Recorded data:

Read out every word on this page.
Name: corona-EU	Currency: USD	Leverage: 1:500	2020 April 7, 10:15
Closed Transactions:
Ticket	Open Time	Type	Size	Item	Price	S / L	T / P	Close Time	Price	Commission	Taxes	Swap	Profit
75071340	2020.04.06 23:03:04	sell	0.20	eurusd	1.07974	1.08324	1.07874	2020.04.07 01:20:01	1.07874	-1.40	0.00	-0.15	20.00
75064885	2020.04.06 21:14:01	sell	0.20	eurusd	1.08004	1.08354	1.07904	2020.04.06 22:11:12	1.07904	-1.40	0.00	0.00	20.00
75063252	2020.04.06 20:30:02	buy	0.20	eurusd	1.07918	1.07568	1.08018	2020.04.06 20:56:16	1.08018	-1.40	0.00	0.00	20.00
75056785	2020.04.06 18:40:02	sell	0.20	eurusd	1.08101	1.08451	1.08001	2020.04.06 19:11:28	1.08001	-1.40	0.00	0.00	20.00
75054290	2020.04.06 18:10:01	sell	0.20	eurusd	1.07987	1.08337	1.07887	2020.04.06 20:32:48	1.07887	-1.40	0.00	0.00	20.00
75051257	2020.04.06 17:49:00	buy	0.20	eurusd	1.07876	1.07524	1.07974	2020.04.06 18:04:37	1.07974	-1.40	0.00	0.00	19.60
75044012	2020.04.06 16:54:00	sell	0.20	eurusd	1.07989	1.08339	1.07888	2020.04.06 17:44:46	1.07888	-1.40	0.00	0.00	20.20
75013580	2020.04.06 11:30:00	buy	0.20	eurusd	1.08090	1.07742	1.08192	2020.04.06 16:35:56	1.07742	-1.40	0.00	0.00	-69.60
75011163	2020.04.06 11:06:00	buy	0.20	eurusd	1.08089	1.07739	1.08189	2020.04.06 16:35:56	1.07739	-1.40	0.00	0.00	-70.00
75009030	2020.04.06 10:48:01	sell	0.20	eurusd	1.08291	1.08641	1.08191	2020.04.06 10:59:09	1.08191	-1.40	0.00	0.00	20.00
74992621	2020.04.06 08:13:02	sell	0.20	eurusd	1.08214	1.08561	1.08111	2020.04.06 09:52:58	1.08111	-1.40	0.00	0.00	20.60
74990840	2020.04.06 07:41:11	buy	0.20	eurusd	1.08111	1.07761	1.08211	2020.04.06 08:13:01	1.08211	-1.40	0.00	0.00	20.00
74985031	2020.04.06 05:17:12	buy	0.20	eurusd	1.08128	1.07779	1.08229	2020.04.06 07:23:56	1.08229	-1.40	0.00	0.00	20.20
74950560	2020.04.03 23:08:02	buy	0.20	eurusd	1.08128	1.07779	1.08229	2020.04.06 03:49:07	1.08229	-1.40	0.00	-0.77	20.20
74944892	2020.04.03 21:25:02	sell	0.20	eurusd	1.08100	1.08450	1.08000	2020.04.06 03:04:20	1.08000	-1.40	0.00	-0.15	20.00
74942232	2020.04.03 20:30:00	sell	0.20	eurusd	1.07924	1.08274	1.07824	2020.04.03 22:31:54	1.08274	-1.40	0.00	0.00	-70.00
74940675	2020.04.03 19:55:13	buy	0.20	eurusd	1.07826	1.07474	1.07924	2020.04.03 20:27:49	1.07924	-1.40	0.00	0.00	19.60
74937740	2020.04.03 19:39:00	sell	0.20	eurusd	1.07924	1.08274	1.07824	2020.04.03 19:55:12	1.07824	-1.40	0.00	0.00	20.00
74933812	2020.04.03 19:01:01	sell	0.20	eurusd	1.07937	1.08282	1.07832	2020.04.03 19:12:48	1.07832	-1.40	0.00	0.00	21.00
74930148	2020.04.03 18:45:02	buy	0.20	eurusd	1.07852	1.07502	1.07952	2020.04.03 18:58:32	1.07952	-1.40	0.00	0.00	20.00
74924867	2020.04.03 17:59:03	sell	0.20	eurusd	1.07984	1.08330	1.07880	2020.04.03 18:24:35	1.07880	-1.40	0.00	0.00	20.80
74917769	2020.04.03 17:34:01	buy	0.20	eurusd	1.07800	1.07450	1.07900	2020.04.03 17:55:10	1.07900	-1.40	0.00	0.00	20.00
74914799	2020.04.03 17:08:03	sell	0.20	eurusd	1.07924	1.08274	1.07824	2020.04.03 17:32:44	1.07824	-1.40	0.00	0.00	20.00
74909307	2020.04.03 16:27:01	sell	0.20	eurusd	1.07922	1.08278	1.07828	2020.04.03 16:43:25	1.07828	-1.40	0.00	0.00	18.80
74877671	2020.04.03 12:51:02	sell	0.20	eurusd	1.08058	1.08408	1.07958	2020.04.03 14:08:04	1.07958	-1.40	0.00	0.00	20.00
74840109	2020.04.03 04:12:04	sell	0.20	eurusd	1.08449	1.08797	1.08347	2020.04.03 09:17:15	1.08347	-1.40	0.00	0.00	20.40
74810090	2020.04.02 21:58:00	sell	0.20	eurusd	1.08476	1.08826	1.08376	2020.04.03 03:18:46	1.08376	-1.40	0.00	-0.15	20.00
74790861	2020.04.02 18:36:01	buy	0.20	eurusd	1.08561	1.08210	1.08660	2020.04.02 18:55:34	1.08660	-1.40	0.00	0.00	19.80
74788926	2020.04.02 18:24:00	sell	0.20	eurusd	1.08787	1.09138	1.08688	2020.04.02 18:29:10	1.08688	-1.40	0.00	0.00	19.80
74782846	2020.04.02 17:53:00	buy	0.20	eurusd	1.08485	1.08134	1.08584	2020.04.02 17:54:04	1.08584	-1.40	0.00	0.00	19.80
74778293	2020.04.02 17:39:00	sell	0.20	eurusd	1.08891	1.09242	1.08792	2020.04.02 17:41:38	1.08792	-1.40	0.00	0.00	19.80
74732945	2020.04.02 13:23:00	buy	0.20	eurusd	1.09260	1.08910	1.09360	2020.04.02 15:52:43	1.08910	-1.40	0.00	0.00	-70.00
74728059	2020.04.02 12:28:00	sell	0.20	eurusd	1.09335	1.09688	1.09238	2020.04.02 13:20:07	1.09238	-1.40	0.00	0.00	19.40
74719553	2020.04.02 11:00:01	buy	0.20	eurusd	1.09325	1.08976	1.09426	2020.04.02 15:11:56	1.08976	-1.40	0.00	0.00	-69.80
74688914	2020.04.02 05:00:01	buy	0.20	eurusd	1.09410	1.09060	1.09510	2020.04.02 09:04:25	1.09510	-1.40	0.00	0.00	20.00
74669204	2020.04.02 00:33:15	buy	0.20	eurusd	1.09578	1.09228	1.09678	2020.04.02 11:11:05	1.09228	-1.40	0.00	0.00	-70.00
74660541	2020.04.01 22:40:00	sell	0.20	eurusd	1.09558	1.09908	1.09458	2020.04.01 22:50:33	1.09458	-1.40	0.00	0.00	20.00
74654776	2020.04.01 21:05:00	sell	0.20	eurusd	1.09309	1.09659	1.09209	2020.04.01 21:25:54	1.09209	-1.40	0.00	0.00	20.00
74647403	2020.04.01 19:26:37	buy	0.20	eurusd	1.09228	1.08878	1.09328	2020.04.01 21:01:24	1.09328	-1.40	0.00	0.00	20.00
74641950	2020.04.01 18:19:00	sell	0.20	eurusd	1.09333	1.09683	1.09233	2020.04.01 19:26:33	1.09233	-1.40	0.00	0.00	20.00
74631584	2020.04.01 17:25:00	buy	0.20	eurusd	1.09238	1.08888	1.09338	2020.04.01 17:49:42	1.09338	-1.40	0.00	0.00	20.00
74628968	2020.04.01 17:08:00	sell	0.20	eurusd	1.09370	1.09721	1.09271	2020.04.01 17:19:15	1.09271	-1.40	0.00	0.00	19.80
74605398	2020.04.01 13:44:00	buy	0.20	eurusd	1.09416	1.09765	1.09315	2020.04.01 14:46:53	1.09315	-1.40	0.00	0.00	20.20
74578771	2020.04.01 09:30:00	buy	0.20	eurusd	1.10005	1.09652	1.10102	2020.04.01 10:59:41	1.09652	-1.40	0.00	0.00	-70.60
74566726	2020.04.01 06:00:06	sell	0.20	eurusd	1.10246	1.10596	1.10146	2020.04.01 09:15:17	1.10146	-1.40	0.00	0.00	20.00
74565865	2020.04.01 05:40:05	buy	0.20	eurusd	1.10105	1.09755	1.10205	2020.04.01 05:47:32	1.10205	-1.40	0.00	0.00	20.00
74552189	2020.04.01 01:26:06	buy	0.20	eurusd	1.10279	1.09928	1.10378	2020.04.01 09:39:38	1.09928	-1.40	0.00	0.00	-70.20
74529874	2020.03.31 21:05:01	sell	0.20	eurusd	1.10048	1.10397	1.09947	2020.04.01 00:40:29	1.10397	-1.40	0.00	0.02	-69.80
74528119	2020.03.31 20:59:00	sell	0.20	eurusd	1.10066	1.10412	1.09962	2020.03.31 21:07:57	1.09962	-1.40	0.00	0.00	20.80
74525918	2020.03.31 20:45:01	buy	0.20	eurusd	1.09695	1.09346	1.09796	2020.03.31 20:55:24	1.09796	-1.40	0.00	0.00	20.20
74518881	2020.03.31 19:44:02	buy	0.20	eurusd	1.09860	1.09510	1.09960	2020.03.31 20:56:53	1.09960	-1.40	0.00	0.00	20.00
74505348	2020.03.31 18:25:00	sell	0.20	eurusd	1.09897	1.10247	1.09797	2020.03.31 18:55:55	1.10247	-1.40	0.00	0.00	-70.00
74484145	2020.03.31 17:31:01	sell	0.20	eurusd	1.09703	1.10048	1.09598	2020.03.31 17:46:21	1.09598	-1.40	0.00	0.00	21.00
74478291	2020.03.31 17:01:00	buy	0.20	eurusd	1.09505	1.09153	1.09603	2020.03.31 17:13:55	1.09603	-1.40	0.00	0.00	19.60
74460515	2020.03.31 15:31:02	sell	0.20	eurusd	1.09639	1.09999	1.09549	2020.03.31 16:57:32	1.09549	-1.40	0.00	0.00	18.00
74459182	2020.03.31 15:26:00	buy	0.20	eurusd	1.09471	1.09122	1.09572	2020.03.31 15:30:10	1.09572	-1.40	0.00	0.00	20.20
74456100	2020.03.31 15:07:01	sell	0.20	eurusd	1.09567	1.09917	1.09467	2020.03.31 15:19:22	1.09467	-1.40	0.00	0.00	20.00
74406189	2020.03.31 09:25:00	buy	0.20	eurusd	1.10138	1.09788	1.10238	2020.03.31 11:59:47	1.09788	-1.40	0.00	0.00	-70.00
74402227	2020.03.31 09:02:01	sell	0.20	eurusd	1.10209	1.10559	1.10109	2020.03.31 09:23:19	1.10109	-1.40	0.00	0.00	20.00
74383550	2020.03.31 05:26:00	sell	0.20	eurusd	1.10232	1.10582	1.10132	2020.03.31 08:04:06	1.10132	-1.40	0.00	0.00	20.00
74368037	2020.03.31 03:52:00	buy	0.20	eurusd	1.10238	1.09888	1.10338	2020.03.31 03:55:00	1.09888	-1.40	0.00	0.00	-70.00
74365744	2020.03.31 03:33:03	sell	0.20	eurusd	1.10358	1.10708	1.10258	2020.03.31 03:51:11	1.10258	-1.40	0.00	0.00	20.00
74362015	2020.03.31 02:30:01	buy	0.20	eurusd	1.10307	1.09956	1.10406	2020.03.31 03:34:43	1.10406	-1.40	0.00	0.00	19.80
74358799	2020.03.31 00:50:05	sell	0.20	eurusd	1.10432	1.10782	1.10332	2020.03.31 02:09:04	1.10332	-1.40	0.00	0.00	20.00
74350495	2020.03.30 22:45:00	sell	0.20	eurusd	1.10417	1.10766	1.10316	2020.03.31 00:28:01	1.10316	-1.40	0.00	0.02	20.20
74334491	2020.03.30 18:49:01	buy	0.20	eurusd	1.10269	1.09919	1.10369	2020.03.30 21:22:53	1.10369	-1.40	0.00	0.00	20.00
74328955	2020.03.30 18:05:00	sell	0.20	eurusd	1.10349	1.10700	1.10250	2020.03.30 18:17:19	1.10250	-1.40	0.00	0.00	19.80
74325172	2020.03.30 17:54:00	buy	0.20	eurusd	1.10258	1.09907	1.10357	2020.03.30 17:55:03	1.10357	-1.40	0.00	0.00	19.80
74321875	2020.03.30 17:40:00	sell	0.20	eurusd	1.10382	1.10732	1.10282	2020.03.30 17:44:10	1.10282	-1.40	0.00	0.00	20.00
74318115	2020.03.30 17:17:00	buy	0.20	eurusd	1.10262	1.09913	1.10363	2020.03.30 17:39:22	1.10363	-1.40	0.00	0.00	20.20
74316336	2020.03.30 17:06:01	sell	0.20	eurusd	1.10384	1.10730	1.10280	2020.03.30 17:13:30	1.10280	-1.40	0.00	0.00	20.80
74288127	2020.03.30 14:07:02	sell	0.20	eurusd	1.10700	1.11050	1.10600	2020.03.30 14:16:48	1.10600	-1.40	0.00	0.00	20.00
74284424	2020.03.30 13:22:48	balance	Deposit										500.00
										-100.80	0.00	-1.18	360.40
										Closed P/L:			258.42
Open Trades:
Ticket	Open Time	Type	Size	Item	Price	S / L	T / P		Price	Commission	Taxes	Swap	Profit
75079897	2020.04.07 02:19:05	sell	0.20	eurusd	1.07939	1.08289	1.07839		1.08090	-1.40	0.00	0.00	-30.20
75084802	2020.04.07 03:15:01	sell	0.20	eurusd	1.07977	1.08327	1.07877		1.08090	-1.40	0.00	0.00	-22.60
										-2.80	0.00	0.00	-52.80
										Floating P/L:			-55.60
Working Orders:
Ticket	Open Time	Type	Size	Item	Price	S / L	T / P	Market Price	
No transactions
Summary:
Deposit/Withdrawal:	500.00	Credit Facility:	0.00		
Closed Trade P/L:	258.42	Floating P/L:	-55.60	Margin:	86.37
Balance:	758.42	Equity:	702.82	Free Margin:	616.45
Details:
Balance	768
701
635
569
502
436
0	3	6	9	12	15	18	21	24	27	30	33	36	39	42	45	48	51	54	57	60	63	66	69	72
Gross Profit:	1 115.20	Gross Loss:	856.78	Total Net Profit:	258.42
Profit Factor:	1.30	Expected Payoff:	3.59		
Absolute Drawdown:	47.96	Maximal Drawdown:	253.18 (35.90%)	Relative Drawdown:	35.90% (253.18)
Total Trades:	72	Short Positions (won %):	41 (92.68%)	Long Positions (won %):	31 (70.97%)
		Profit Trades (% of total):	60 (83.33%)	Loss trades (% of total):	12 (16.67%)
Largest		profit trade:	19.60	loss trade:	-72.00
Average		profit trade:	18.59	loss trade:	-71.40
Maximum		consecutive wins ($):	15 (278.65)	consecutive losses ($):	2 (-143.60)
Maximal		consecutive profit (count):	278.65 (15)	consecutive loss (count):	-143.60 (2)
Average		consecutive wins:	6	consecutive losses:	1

Problem to work on:
Only the number is wanted: how many lines of these entries contain the string "Taxes"?

Written reply:
2